── Material shown

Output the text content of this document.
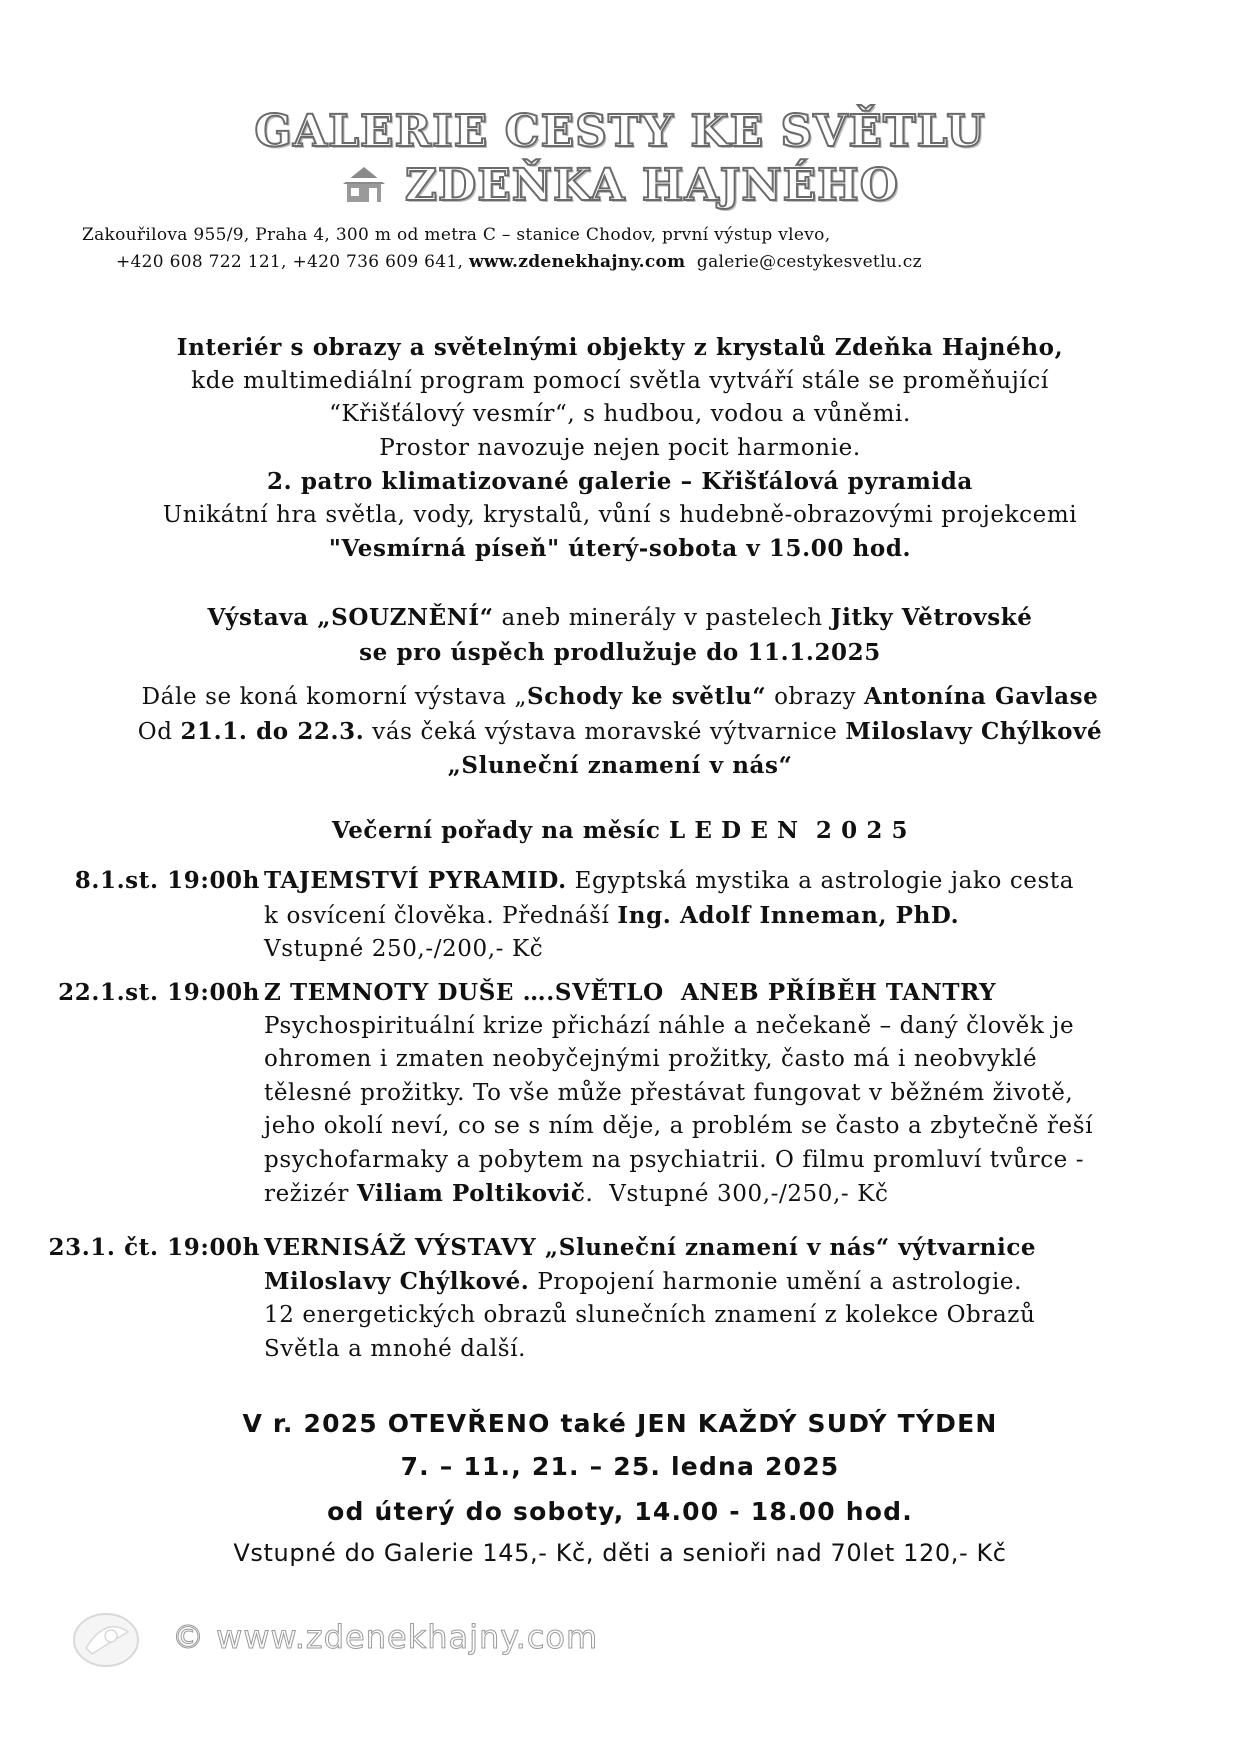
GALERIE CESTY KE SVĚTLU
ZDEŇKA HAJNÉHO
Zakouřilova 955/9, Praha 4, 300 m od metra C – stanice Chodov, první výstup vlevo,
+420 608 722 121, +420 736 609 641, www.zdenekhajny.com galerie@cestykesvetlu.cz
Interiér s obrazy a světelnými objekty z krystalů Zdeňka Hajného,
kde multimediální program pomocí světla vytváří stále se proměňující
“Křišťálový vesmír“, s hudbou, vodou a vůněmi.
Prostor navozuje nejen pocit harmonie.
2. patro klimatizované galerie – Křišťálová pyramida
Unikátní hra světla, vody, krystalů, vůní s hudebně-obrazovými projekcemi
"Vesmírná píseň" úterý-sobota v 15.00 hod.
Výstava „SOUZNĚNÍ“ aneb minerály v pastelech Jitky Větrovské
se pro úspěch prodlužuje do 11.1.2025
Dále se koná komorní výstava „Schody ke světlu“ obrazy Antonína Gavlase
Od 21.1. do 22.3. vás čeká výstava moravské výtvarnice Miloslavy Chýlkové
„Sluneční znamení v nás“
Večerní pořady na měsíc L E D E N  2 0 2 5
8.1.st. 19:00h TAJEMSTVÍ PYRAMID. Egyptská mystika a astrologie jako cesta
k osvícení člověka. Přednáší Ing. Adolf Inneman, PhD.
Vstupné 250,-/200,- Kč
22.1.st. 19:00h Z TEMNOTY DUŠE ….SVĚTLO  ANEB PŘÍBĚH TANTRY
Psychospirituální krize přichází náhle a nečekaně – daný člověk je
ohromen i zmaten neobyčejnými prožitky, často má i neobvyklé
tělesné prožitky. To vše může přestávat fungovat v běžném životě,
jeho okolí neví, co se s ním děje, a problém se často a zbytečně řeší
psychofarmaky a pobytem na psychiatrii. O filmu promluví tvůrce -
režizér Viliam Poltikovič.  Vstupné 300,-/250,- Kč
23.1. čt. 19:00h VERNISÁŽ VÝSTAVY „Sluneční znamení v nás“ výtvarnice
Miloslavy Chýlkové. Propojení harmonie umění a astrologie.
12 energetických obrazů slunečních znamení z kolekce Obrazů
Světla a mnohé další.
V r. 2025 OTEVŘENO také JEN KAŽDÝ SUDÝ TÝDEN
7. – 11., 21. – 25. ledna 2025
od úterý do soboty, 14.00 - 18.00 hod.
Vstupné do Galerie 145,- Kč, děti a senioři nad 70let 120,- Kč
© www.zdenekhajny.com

────
── Material shown

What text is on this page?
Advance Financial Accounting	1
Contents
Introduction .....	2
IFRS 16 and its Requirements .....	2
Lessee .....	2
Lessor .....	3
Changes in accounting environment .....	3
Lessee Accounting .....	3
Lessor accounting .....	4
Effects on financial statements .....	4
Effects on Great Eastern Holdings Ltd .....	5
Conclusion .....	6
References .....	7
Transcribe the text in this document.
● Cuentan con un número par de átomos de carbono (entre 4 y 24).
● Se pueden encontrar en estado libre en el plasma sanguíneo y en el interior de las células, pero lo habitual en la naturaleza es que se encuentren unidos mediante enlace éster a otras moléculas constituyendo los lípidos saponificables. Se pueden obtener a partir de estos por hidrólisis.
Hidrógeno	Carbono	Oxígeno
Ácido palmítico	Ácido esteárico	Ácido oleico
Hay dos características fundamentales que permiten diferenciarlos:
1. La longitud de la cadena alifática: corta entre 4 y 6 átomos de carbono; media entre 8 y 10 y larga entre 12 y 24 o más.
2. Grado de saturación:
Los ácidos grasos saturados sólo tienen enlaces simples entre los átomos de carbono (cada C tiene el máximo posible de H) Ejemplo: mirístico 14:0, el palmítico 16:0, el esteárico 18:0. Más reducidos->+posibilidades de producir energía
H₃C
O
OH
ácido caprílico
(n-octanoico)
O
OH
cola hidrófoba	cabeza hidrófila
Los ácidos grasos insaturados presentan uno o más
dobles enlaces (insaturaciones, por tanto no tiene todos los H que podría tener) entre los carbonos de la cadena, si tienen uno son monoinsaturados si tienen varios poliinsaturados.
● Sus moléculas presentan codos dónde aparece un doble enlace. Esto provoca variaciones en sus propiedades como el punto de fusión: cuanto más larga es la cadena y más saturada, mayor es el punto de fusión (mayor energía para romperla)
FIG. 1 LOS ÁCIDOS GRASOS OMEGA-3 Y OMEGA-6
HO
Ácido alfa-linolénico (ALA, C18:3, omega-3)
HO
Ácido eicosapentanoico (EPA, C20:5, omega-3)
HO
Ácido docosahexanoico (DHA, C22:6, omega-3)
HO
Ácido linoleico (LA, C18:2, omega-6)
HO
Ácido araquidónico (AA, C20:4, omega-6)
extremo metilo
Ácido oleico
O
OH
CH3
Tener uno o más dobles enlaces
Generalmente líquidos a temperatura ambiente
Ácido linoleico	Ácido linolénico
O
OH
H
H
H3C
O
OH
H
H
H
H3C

────

Aim of the task:
From the listing, copy each line containing the word "cadena".

Answer to the exercise:
1. La longitud de la cadena alifática: corta entre 4 y 6 átomos de carbono; media entre 8 y 10 y larga entre 12 y 24 o más.
dobles enlaces (insaturaciones, por tanto no tiene todos los H que podría tener) entre los carbonos de la cadena, si tienen uno son monoinsaturados si tienen varios poliinsaturados.
● Sus moléculas presentan codos dónde aparece un doble enlace. Esto provoca variaciones en sus propiedades como el punto de fusión: cuanto más larga es la cadena y más saturada, mayor es el punto de fusión (mayor energía para romperla)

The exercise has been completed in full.